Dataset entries
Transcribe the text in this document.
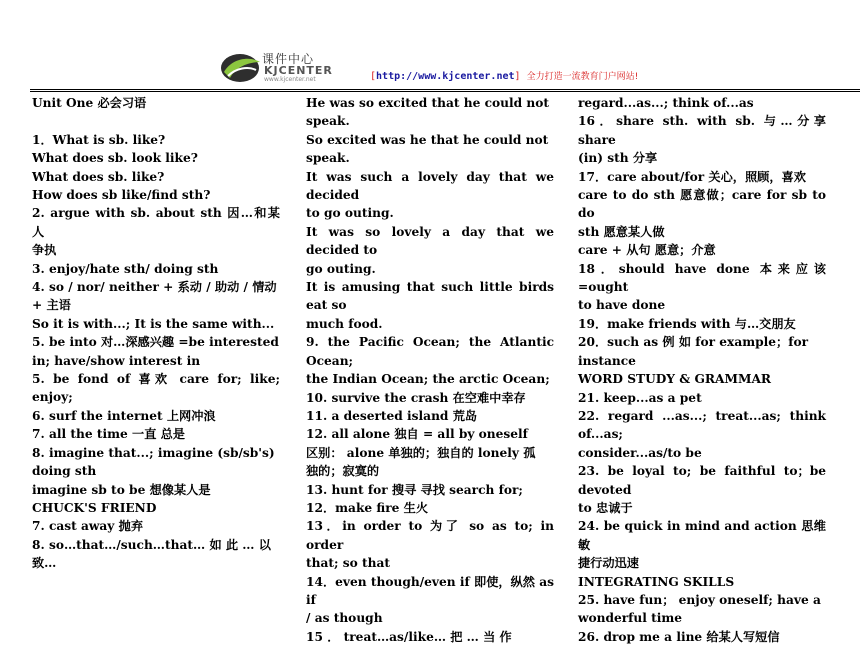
课件中心
KJCENTER
www.kjcenter.net	[http://www.kjcenter.net] 全力打造一流教育门户网站!
Unit One 必会习语
1．What is sb. like?
What does sb. look like?
What does sb. like?
How does sb like/find sth?
2. argue with sb. about sth 因…和某人
争执
3. enjoy/hate sth/ doing sth
4. so / nor/ neither + 系动 / 助动 / 情动
+ 主语
So it is with...; It is the same with...
5. be into 对…深感兴趣 =be interested
in; have/show interest in
5. be fond of 喜欢 care for; like; enjoy;
6. surf the internet 上网冲浪
7. all the time 一直 总是
8. imagine that...; imagine (sb/sb's)
doing sth
imagine sb to be 想像某人是
CHUCK'S FRIEND
7. cast away 抛弃
8. so…that…/such…that… 如 此 … 以
致…
He was so excited that he could not
speak.
So excited was he that he could not
speak.
It was such a lovely day that we decided
to go outing.
It was so lovely a day that we decided to
go outing.
It is amusing that such little birds eat so
much food.
9. the Pacific Ocean; the Atlantic Ocean;
the Indian Ocean; the arctic Ocean;
10. survive the crash 在空难中幸存
11. a deserted island 荒岛
12. all alone 独自 = all by oneself
区别： alone 单独的；独自的 lonely 孤
独的；寂寞的
13. hunt for 搜寻 寻找 search for;
12．make fire 生火
13．in order to 为了 so as to; in order
that; so that
14．even though/even if 即使，纵然 as if
/ as though
15 ． treat…as/like… 把 … 当 作
regard...as...; think of...as
16．share sth. with sb. 与…分享 share
(in) sth 分享
17．care about/for 关心，照顾，喜欢
care to do sth 愿意做；care for sb to do
sth 愿意某人做
care + 从句 愿意；介意
18．should have done 本来应该 =ought
to have done
19．make friends with 与…交朋友
20．such as 例 如 for example；for
instance
WORD STUDY & GRAMMAR
21. keep...as a pet
22. regard ...as...; treat...as; think of...as;
consider...as/to be
23. be loyal to; be faithful to；be devoted
to 忠诚于
24. be quick in mind and action 思维敏
捷行动迅速
INTEGRATING SKILLS
25. have fun； enjoy oneself; have a
wonderful time
26. drop me a line 给某人写短信
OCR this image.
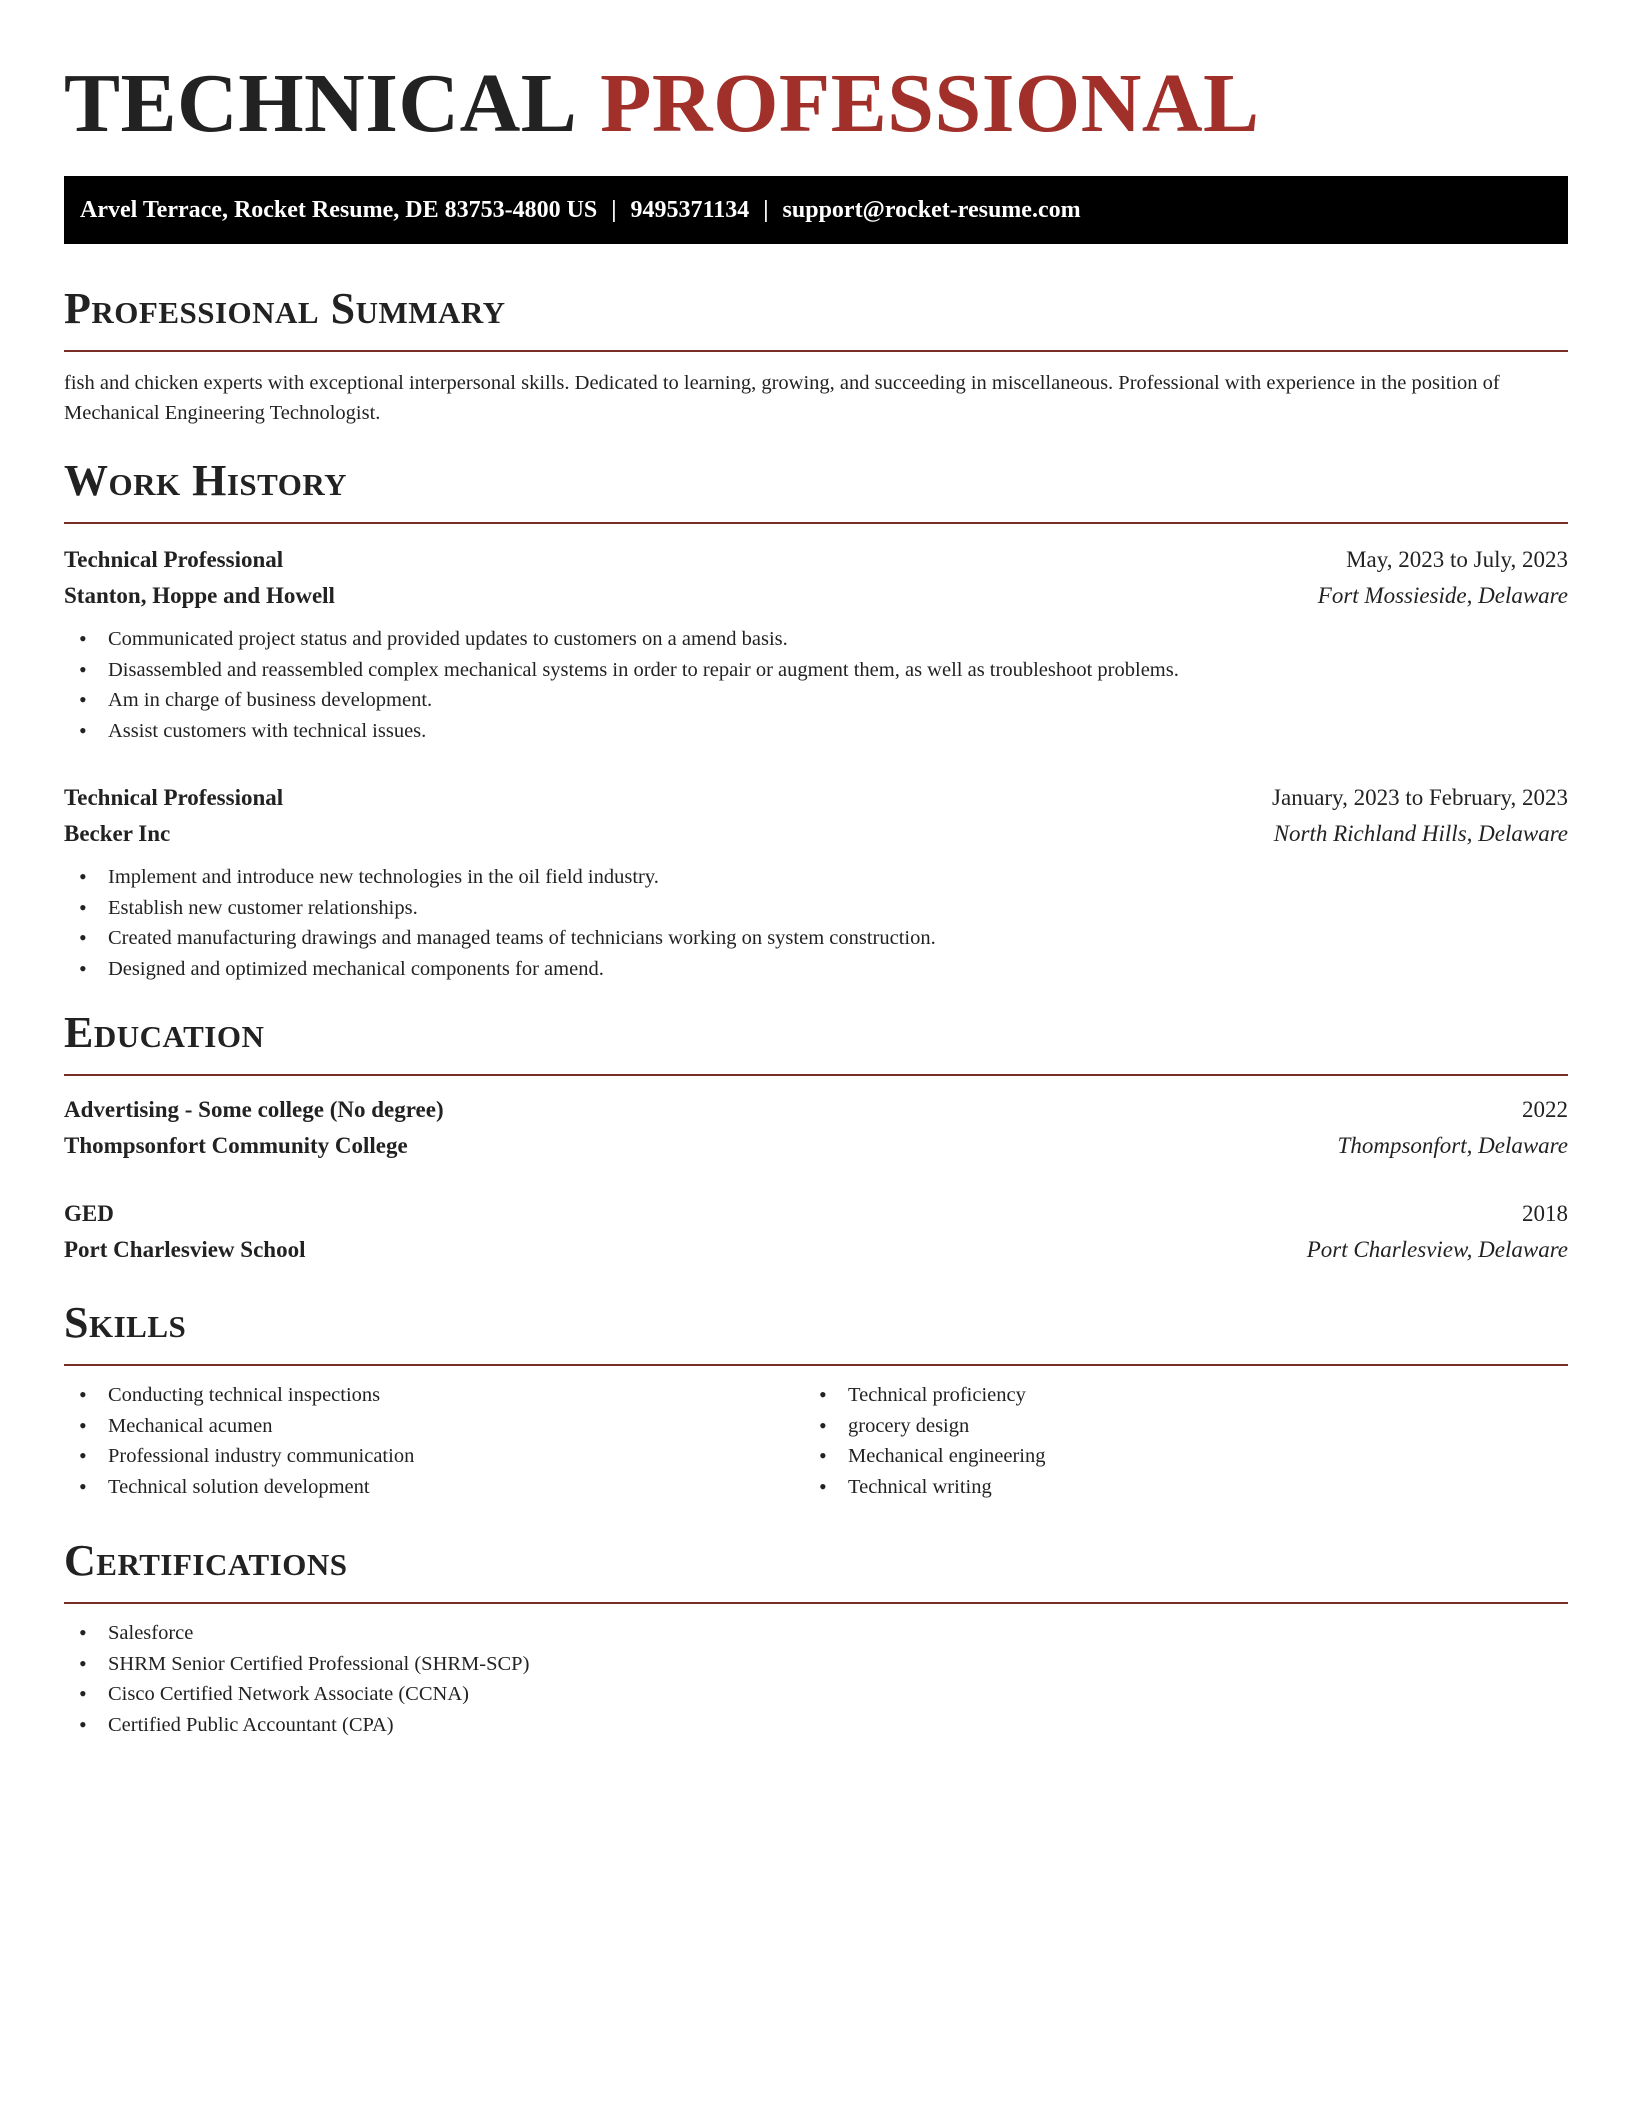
TECHNICAL PROFESSIONAL
Arvel Terrace, Rocket Resume, DE 83753-4800 US | 9495371134 | support@rocket-resume.com
Professional Summary

fish and chicken experts with exceptional interpersonal skills. Dedicated to learning, growing, and succeeding in miscellaneous. Professional with experience in the position of Mechanical Engineering Technologist.

Work History
Technical Professional	May, 2023 to July, 2023
Stanton, Hoppe and Howell	Fort Mossieside, Delaware
• Communicated project status and provided updates to customers on a amend basis.
• Disassembled and reassembled complex mechanical systems in order to repair or augment them, as well as troubleshoot problems.
• Am in charge of business development.
• Assist customers with technical issues.
Technical Professional	January, 2023 to February, 2023
Becker Inc	North Richland Hills, Delaware
• Implement and introduce new technologies in the oil field industry.
• Establish new customer relationships.
• Created manufacturing drawings and managed teams of technicians working on system construction.
• Designed and optimized mechanical components for amend.
Education
Advertising - Some college (No degree)	2022
Thompsonfort Community College	Thompsonfort, Delaware
GED	2018
Port Charlesview School	Port Charlesview, Delaware
Skills
• Conducting technical inspections
• Mechanical acumen
• Professional industry communication
• Technical solution development
• Technical proficiency
• grocery design
• Mechanical engineering
• Technical writing
Certifications
• Salesforce
• SHRM Senior Certified Professional (SHRM-SCP)
• Cisco Certified Network Associate (CCNA)
• Certified Public Accountant (CPA)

Written task. Go through the material above and count the lines that contain "imagine"; answer with the number alone.

Result of the task. 2